**Stated task**
Using the material below, copy every line where "ylabel" appears.

[Records from a collection of figures]
━━━━━━━━━━━━━━━━━━━━
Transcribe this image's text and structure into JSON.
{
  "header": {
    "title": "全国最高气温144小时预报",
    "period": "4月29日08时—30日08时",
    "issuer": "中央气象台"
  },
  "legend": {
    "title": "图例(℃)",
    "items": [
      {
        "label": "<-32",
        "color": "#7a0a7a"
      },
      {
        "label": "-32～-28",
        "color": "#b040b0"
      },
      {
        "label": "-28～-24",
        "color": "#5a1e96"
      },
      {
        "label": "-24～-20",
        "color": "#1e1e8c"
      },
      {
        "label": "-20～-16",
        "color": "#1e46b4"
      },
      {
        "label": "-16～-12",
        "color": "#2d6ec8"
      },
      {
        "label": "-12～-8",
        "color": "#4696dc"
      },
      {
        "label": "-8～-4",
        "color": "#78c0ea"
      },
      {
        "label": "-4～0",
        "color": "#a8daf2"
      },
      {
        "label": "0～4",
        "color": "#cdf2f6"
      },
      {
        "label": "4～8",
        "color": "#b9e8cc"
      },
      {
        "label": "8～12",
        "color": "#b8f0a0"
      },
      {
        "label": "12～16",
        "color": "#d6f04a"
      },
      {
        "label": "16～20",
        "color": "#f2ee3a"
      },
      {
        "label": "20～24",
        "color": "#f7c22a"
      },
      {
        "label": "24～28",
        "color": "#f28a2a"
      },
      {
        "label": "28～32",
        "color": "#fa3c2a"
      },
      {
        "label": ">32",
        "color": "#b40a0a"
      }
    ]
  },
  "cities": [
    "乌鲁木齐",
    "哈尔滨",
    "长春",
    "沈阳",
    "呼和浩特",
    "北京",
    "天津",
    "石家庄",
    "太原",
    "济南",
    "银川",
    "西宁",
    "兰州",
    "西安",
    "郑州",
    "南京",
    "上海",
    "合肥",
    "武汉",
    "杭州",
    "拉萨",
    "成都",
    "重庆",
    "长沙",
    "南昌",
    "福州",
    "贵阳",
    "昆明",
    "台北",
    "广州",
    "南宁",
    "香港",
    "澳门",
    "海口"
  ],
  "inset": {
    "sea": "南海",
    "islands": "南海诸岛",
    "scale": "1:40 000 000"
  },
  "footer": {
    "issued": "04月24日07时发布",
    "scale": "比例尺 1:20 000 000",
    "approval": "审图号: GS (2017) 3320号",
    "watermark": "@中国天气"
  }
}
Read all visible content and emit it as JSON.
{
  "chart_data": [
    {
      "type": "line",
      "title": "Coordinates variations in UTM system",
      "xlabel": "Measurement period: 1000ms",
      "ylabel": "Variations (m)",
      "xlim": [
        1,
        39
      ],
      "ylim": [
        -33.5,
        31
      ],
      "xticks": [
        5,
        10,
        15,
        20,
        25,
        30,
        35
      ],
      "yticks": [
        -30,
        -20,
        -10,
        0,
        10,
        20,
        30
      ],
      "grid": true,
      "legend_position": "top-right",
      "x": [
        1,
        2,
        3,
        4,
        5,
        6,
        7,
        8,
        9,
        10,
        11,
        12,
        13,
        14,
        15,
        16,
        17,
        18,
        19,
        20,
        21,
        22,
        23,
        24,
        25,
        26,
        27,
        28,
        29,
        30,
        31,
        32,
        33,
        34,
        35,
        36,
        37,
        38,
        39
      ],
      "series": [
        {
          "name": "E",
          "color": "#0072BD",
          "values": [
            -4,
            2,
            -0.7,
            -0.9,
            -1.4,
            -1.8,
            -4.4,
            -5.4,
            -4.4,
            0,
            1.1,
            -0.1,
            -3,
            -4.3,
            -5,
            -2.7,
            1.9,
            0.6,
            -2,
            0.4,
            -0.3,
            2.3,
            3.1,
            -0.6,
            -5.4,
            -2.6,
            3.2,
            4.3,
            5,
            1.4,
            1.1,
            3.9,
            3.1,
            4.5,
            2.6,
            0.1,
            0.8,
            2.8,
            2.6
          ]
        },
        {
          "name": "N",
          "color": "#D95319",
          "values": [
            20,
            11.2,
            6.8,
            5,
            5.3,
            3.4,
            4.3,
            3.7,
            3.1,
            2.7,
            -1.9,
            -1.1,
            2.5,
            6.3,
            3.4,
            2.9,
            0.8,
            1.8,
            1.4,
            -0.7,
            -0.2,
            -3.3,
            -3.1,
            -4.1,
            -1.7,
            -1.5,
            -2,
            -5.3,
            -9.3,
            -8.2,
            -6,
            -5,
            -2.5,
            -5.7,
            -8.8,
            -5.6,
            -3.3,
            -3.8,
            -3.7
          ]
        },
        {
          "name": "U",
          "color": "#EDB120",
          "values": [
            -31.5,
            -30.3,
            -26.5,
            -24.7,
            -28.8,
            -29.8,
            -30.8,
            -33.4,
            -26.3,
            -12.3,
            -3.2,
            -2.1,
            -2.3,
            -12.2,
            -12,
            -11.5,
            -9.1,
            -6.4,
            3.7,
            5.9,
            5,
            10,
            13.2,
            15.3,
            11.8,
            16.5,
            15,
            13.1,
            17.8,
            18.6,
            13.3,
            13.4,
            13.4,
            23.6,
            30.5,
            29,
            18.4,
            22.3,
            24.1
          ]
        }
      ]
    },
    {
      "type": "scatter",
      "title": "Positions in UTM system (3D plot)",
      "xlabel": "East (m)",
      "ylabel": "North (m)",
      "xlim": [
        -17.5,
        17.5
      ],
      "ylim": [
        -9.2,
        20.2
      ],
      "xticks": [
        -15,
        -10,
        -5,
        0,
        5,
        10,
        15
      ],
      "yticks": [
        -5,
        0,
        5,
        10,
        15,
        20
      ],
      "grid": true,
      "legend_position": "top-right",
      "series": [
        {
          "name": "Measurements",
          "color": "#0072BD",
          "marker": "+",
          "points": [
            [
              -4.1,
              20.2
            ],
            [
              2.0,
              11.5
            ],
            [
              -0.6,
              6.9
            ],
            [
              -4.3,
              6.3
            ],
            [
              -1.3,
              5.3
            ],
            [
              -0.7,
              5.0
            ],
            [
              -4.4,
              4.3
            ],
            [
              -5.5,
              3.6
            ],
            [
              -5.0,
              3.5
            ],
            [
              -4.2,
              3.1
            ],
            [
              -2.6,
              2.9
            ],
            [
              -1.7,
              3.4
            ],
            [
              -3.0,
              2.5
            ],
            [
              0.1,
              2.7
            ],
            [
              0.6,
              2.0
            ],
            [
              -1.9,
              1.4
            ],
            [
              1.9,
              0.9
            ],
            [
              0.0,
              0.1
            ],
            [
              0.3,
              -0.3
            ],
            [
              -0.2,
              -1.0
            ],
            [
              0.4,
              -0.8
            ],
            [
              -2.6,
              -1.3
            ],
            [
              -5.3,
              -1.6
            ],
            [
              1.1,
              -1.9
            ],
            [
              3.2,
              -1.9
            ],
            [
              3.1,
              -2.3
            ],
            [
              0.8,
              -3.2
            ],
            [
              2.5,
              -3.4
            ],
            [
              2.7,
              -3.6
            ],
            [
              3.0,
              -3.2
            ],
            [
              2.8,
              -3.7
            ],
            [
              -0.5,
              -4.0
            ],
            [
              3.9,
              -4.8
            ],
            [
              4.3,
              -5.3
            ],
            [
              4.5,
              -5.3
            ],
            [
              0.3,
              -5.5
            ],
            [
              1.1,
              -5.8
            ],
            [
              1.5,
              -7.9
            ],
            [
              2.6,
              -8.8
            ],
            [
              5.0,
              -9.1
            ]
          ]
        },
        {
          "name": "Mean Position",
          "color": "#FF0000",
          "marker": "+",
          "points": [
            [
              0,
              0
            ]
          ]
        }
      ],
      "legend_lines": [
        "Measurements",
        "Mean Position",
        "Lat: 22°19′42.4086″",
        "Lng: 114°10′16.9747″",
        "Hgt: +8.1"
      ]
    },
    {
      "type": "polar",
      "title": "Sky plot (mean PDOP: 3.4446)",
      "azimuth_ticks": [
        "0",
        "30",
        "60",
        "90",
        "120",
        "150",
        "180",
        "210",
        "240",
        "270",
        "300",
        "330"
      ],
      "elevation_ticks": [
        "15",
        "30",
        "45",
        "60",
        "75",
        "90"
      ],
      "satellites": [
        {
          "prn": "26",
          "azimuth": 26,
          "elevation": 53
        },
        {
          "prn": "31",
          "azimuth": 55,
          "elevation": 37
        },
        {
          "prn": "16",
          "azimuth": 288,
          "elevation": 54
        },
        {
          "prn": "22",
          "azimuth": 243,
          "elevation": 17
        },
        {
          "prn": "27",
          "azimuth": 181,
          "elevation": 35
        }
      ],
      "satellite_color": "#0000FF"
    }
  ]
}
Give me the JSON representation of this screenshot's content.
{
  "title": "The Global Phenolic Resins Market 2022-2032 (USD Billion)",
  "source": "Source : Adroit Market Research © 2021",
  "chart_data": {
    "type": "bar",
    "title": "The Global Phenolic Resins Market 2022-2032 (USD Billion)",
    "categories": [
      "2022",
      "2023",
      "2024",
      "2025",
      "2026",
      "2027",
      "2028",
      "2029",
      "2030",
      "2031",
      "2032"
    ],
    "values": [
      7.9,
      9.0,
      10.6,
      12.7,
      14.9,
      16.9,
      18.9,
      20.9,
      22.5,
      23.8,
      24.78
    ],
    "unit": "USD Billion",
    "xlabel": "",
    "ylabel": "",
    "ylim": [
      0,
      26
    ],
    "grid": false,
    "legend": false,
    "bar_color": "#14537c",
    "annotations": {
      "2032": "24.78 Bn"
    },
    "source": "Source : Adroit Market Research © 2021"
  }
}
━━━━━━━━━━━━━━━━━━━━
**Exercise result**
      "ylabel": "Variations (m)",
      "ylabel": "North (m)",
    "ylabel": "",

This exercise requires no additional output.